■ Entries ■
------------------------------------------------------------------------
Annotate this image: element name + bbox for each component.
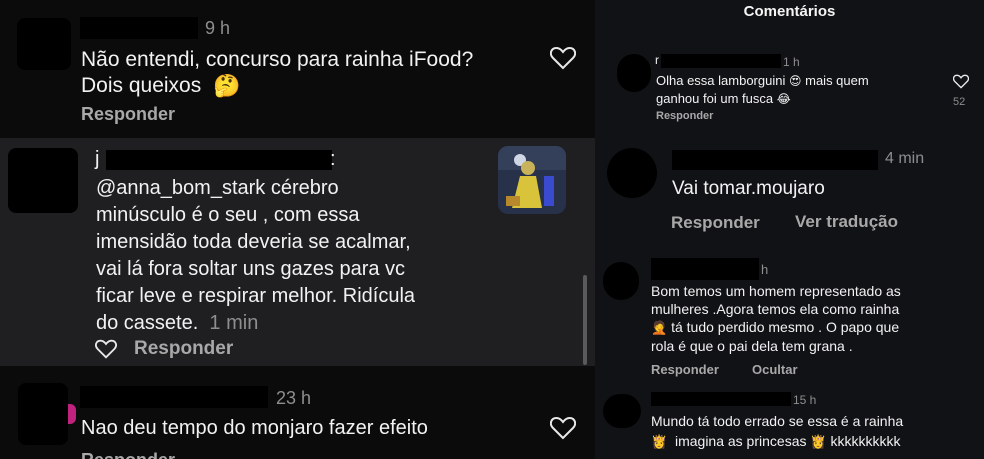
redacted-username bbox=[651, 258, 759, 280]
like-heart-icon[interactable] bbox=[550, 416, 576, 440]
username-initial: j bbox=[95, 148, 100, 170]
redacted-username bbox=[661, 54, 781, 68]
redacted-username bbox=[672, 150, 878, 170]
like-heart-icon[interactable] bbox=[550, 46, 576, 70]
like-heart-icon[interactable] bbox=[95, 339, 117, 359]
reply-button[interactable]: Responder bbox=[81, 450, 175, 459]
translate-button[interactable]: Ver tradução bbox=[795, 212, 898, 232]
comment-line: mulheres .Agora temos ela como rainha bbox=[651, 301, 900, 317]
redacted-username bbox=[80, 17, 198, 39]
comment-line-text: imagina as princesas bbox=[674, 433, 807, 449]
avatar[interactable] bbox=[617, 54, 651, 92]
comment-time: 9 h bbox=[205, 18, 231, 38]
comment-text: Nao deu tempo do monjaro fazer efeito bbox=[81, 417, 428, 439]
comment-line: rola é que o pai dela tem grana . bbox=[651, 338, 853, 355]
comment-line-text: Dois queixos bbox=[81, 74, 202, 97]
comment-time: 1 min bbox=[209, 312, 259, 334]
avatar[interactable] bbox=[603, 262, 639, 300]
comment-line: Bom temos um homem representado as bbox=[651, 283, 901, 299]
comment-line: 🤦 tá tudo perdido mesmo . O papo que bbox=[651, 318, 981, 337]
laughing-emoji-icon: 😂 bbox=[776, 92, 791, 107]
comment-line: ganhou foi um fusca 😂 bbox=[656, 90, 916, 108]
comment-time: h bbox=[761, 262, 769, 277]
comment-line: imensidão toda deveria se acalmar, bbox=[96, 231, 411, 253]
reply-button[interactable]: Responder bbox=[651, 362, 719, 377]
comment-text: Não entendi, concurso para rainha iFood?… bbox=[81, 47, 521, 99]
princess-emoji-icon: 👸 bbox=[651, 434, 668, 450]
comment-line: vai lá fora soltar uns gazes para vc bbox=[96, 258, 406, 280]
reply-button[interactable]: Responder bbox=[81, 104, 175, 125]
comment-text: Olha essa lamborguini 😍 mais quem ganhou… bbox=[656, 72, 916, 108]
thinking-emoji-icon: 🤔 bbox=[213, 73, 241, 99]
comment-line: Dois queixos 🤔 bbox=[81, 73, 521, 99]
avatar[interactable] bbox=[17, 18, 71, 70]
reply-button[interactable]: Responder bbox=[656, 110, 713, 122]
comment-line: 👸 imagina as princesas 👸 kkkkkkkkkk bbox=[651, 431, 981, 452]
hide-button[interactable]: Ocultar bbox=[752, 362, 798, 377]
avatar[interactable] bbox=[8, 148, 78, 213]
comment-time: 23 h bbox=[276, 388, 312, 408]
avatar[interactable] bbox=[603, 394, 641, 428]
story-ring bbox=[68, 404, 76, 424]
thumbnail-figure-icon bbox=[498, 146, 566, 214]
comment-line-text: do cassete. bbox=[96, 312, 199, 334]
comment-text: @anna_bom_stark cérebro minúsculo é o se… bbox=[96, 175, 486, 337]
comment-time: 15 h bbox=[793, 393, 817, 407]
username-colon: : bbox=[330, 148, 336, 170]
comment-line: do cassete. 1 min bbox=[96, 310, 486, 337]
comment-line: Mundo tá todo errado se essa é a rainha bbox=[651, 411, 981, 431]
post-thumbnail-image[interactable] bbox=[498, 146, 566, 214]
heart-eyes-emoji-icon: 😍 bbox=[788, 74, 802, 89]
left-comments-panel: 9 h Não entendi, concurso para rainha iF… bbox=[0, 0, 595, 459]
comment-time: 4 min bbox=[885, 150, 925, 167]
comment-line: @anna_bom_stark cérebro bbox=[96, 177, 339, 199]
redacted-username bbox=[80, 386, 268, 408]
like-heart-icon[interactable] bbox=[953, 74, 969, 89]
princess-emoji-icon: 👸 bbox=[810, 434, 827, 450]
comment-text: Vai tomar.moujaro bbox=[672, 178, 825, 199]
comment-line-text: mais quem bbox=[805, 73, 869, 88]
avatar[interactable] bbox=[18, 383, 68, 445]
comment-time: 1 h bbox=[783, 55, 800, 69]
redacted-username bbox=[651, 392, 791, 406]
comment-line: ficar leve e respirar melhor. Ridícula bbox=[96, 285, 416, 307]
comment-line: Não entendi, concurso para rainha iFood? bbox=[81, 48, 474, 71]
comments-header: Comentários bbox=[743, 3, 836, 20]
comment-line-text: ganhou foi um fusca bbox=[656, 91, 774, 107]
like-count: 52 bbox=[953, 96, 966, 108]
facepalm-emoji-icon: 🤦 bbox=[651, 320, 668, 336]
username-initial: r bbox=[655, 53, 659, 67]
scrollbar[interactable] bbox=[583, 275, 587, 365]
comment-line: minúsculo é o seu , com essa bbox=[96, 204, 360, 226]
reply-button[interactable]: Responder bbox=[134, 338, 233, 360]
comment-text: Mundo tá todo errado se essa é a rainha … bbox=[651, 411, 981, 452]
comment-line-text: Mundo tá todo errado se essa é a rainha bbox=[651, 413, 904, 429]
comment-line: Olha essa lamborguini 😍 mais quem bbox=[656, 72, 916, 90]
comment-line-text: kkkkkkkkkk bbox=[830, 433, 901, 449]
redacted-username bbox=[106, 150, 332, 170]
reply-button[interactable]: Responder bbox=[671, 213, 760, 233]
comment-text: Bom temos um homem representado as mulhe… bbox=[651, 282, 981, 355]
avatar[interactable] bbox=[607, 148, 657, 198]
right-comments-panel: Comentários r 1 h Olha essa lamborguini … bbox=[595, 0, 984, 459]
comment-line-text: tá tudo perdido mesmo . O papo que bbox=[671, 319, 900, 335]
comment-line-text: Olha essa lamborguini bbox=[656, 73, 786, 88]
------------------------------------------------------------------------
■ What needs to be done ■
Can you give the records above again, swapping every "like-heart-icon" for "heart-button", changing nothing else, and leaving the pictures out?

■ Answer to the problem ■
Annotate this image: element name + bbox for each component.
redacted-username bbox=[651, 258, 759, 280]
heart-button[interactable] bbox=[550, 416, 576, 440]
username-initial: j bbox=[95, 148, 100, 170]
redacted-username bbox=[661, 54, 781, 68]
redacted-username bbox=[672, 150, 878, 170]
heart-button[interactable] bbox=[550, 46, 576, 70]
heart-button[interactable] bbox=[95, 339, 117, 359]
reply-button[interactable]: Responder bbox=[81, 450, 175, 459]
translate-button[interactable]: Ver tradução bbox=[795, 212, 898, 232]
comment-line: mulheres .Agora temos ela como rainha bbox=[651, 301, 900, 317]
redacted-username bbox=[80, 17, 198, 39]
comment-line-text: imagina as princesas bbox=[674, 433, 807, 449]
avatar[interactable] bbox=[617, 54, 651, 92]
comment-time: 9 h bbox=[205, 18, 231, 38]
comment-text: Nao deu tempo do monjaro fazer efeito bbox=[81, 417, 428, 439]
comment-line: rola é que o pai dela tem grana . bbox=[651, 338, 853, 355]
comment-line-text: Dois queixos bbox=[81, 74, 202, 97]
comment-time: 1 min bbox=[209, 312, 259, 334]
avatar[interactable] bbox=[603, 262, 639, 300]
comment-line: Bom temos um homem representado as bbox=[651, 283, 901, 299]
comment-line: 🤦 tá tudo perdido mesmo . O papo que bbox=[651, 318, 981, 337]
laughing-emoji-icon: 😂 bbox=[776, 92, 791, 107]
comment-line: ganhou foi um fusca 😂 bbox=[656, 90, 916, 108]
comment-time: h bbox=[761, 262, 769, 277]
comment-line: imensidão toda deveria se acalmar, bbox=[96, 231, 411, 253]
reply-button[interactable]: Responder bbox=[651, 362, 719, 377]
comment-text: Não entendi, concurso para rainha iFood?… bbox=[81, 47, 521, 99]
princess-emoji-icon: 👸 bbox=[651, 434, 668, 450]
comment-line: vai lá fora soltar uns gazes para vc bbox=[96, 258, 406, 280]
reply-button[interactable]: Responder bbox=[81, 104, 175, 125]
comment-text: Olha essa lamborguini 😍 mais quem ganhou… bbox=[656, 72, 916, 108]
thinking-emoji-icon: 🤔 bbox=[213, 73, 241, 99]
comment-line: Dois queixos 🤔 bbox=[81, 73, 521, 99]
avatar[interactable] bbox=[17, 18, 71, 70]
reply-button[interactable]: Responder bbox=[656, 110, 713, 122]
comment-line: 👸 imagina as princesas 👸 kkkkkkkkkk bbox=[651, 431, 981, 452]
hide-button[interactable]: Ocultar bbox=[752, 362, 798, 377]
avatar[interactable] bbox=[8, 148, 78, 213]
comment-time: 23 h bbox=[276, 388, 312, 408]
avatar[interactable] bbox=[603, 394, 641, 428]
story-ring bbox=[68, 404, 76, 424]
thumbnail-figure-icon bbox=[498, 146, 566, 214]
comment-line-text: do cassete. bbox=[96, 312, 199, 334]
comment-text: @anna_bom_stark cérebro minúsculo é o se… bbox=[96, 175, 486, 337]
comment-time: 15 h bbox=[793, 393, 817, 407]
username-colon: : bbox=[330, 148, 336, 170]
comment-line: do cassete. 1 min bbox=[96, 310, 486, 337]
comment-line: Mundo tá todo errado se essa é a rainha bbox=[651, 411, 981, 431]
post-thumbnail-image[interactable] bbox=[498, 146, 566, 214]
heart-eyes-emoji-icon: 😍 bbox=[788, 74, 802, 89]
left-comments-panel: 9 h Não entendi, concurso para rainha iF… bbox=[0, 0, 595, 459]
comment-time: 4 min bbox=[885, 150, 925, 167]
comment-line: @anna_bom_stark cérebro bbox=[96, 177, 339, 199]
redacted-username bbox=[80, 386, 268, 408]
heart-button[interactable] bbox=[953, 74, 969, 89]
princess-emoji-icon: 👸 bbox=[810, 434, 827, 450]
comment-text: Vai tomar.moujaro bbox=[672, 178, 825, 199]
comment-line-text: mais quem bbox=[805, 73, 869, 88]
avatar[interactable] bbox=[18, 383, 68, 445]
comment-time: 1 h bbox=[783, 55, 800, 69]
redacted-username bbox=[651, 392, 791, 406]
comment-line: ficar leve e respirar melhor. Ridícula bbox=[96, 285, 416, 307]
comment-line: Não entendi, concurso para rainha iFood? bbox=[81, 48, 474, 71]
comments-header: Comentários bbox=[743, 3, 836, 20]
comment-line-text: ganhou foi um fusca bbox=[656, 91, 774, 107]
like-count: 52 bbox=[953, 96, 966, 108]
facepalm-emoji-icon: 🤦 bbox=[651, 320, 668, 336]
username-initial: r bbox=[655, 53, 659, 67]
scrollbar[interactable] bbox=[583, 275, 587, 365]
comment-line: minúsculo é o seu , com essa bbox=[96, 204, 360, 226]
reply-button[interactable]: Responder bbox=[134, 338, 233, 360]
comment-text: Mundo tá todo errado se essa é a rainha … bbox=[651, 411, 981, 452]
comment-line-text: Mundo tá todo errado se essa é a rainha bbox=[651, 413, 904, 429]
comment-line: Olha essa lamborguini 😍 mais quem bbox=[656, 72, 916, 90]
comment-line-text: kkkkkkkkkk bbox=[830, 433, 901, 449]
redacted-username bbox=[106, 150, 332, 170]
reply-button[interactable]: Responder bbox=[671, 213, 760, 233]
comment-text: Bom temos um homem representado as mulhe… bbox=[651, 282, 981, 355]
avatar[interactable] bbox=[607, 148, 657, 198]
right-comments-panel: Comentários r 1 h Olha essa lamborguini … bbox=[595, 0, 984, 459]
comment-line-text: tá tudo perdido mesmo . O papo que bbox=[671, 319, 900, 335]
comment-line-text: Olha essa lamborguini bbox=[656, 73, 786, 88]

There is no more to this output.